TEXT SEGMENT:
▬▬▬▬▬▬▬▬▬▬

Testing: Unless the doctor can identify the exact cause of bleeding, further testing may be necessary to detect the exact reason and the location of bleeding. For example; bleeding hemorrhoids or anorectal fissures are easily detectable; blood in the vomit after several bouts of vomiting, normally indicates an esophageal tear.

Blood tests are conducted to determine platelet count, prothrombin time and partial thromboplastin time, the abnormal readings of which may indicate bleeding and clotting disorders. Low hemoglobin count may indicate chronic bleeding. Stools are also tested for evidence of infections and worm infestations like hook worms, which may cause intestinal bleeding.

The following tests in addition to lab tests of blood and stool may be conducted to determine gastrointestinal bleeding.

For upper GI bleeding, upper endoscopy is done to detect abnormalities in the esophagus, stomach and duodenum. It can detect esophageal cancers and gastric ulcers which may be responsible for the bleeding. Esophageal tears also can be detected.

▬▬▬▬▬▬▬▬▬▬

STORED DATA:
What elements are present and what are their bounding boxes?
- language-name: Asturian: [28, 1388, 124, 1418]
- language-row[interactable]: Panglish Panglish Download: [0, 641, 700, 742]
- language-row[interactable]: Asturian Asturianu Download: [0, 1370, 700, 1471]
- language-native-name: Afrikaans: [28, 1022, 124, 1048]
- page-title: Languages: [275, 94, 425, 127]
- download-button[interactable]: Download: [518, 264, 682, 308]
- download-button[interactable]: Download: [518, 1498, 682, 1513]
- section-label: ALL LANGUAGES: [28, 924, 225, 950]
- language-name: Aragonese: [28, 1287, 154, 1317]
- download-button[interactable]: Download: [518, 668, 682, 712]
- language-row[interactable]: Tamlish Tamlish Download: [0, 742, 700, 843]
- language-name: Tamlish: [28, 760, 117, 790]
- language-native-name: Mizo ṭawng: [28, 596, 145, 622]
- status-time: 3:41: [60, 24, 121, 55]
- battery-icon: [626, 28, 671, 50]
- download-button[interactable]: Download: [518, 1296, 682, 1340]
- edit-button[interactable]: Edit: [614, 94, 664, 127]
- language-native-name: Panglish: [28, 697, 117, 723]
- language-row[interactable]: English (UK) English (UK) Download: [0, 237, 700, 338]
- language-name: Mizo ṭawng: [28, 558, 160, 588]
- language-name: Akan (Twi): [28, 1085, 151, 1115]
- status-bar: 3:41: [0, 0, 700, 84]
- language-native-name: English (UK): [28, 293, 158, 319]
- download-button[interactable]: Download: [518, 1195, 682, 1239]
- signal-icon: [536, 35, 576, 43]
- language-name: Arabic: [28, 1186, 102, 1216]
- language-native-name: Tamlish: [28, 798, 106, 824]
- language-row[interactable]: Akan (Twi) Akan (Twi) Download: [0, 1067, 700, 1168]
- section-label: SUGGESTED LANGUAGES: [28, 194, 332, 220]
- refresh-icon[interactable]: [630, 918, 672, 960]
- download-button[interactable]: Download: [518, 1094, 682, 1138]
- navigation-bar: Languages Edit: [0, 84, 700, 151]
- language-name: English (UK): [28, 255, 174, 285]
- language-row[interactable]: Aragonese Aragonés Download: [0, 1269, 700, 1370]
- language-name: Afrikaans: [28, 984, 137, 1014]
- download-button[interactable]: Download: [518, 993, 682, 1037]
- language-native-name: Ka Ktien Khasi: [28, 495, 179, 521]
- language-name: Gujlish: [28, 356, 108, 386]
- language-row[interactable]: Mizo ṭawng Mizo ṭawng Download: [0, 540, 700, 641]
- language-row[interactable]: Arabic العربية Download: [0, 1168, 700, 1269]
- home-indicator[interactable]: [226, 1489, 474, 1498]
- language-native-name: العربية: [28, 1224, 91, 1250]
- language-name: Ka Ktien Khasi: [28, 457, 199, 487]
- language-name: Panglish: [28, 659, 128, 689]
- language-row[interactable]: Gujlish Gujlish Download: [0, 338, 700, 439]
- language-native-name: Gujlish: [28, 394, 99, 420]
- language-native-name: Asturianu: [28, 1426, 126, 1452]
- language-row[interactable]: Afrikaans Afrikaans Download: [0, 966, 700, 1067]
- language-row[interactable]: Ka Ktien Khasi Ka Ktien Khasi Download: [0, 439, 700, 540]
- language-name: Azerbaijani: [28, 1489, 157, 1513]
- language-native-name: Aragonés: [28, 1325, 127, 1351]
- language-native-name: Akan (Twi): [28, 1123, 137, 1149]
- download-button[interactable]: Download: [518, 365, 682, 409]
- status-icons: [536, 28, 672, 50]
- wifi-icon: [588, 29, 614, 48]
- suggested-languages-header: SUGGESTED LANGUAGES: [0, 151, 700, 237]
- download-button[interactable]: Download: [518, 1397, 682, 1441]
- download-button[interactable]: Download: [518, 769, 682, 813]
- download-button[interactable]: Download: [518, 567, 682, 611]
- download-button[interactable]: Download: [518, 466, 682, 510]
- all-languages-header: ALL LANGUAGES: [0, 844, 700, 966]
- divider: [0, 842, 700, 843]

▬▬▬▬▬▬▬▬▬▬

REQUIRED ACTION A:
Answer these questions from the text on testing for gastrointestinal bleeding.
(i) What does blood in the vomit after several bouts of vomiting normally indicate?
(ii) What may a low hemoglobin count indicate?
(iii) Which parts of the body does upper endoscopy examine for abnormalities?
REQUIRED ACTION B: Continue the text on testing for gastrointestinal bleeding, starting after its last sentence.

TASK OUTPUT A:
(i) An esophageal tear.
(ii) Chronic bleeding.
(iii) The esophagus, stomach and duodenum.

TASK OUTPUT B:
A nasogastric tube may be inserted through the nose into the stomach to suction out stomach contents which may show the nature of bleeding. Recent and active bleeding may be shown by bright red color of the contents, while dark brown material resembling coffee grounds indicate bleeding which has spontaneously stopped. The tube can remain inside, till active bleeding stops and the contents in the tube become clear. When nasogastric testing indicates upper GI bleeding, an upper endoscopy is done to determine the exact reason and location of the bleeding.

Upper endoscopy involves the insertion of the endoscope into the esophagus, the stomach and the first portion of the small intestine called duodenum, via the mouth. It is a viewing scope which allows doctors to examine the interiors of upper part of the digestive tract for abnormalities which may be causing the bleeding. It can also help stop the bleeding by cauterizing bleeding ulcers.

For lower GI bleeding, a similar endoscope called sigmoidoscope is inserted via the anus to view the interiors of the anal canal, rectum and the lower part of the large intestine to detect diverticula or hemorrhoids which may be causing the bleeding. Colonoscopy also may be done to view the whole of the large intestine, for the presence of colon cancer.

Enteroscopy is an endoscopic testing of the small intestine. It is usually conducted when both upper GI bleeding and Lower GI bleeding are ruled out through respective endoscopic examinations.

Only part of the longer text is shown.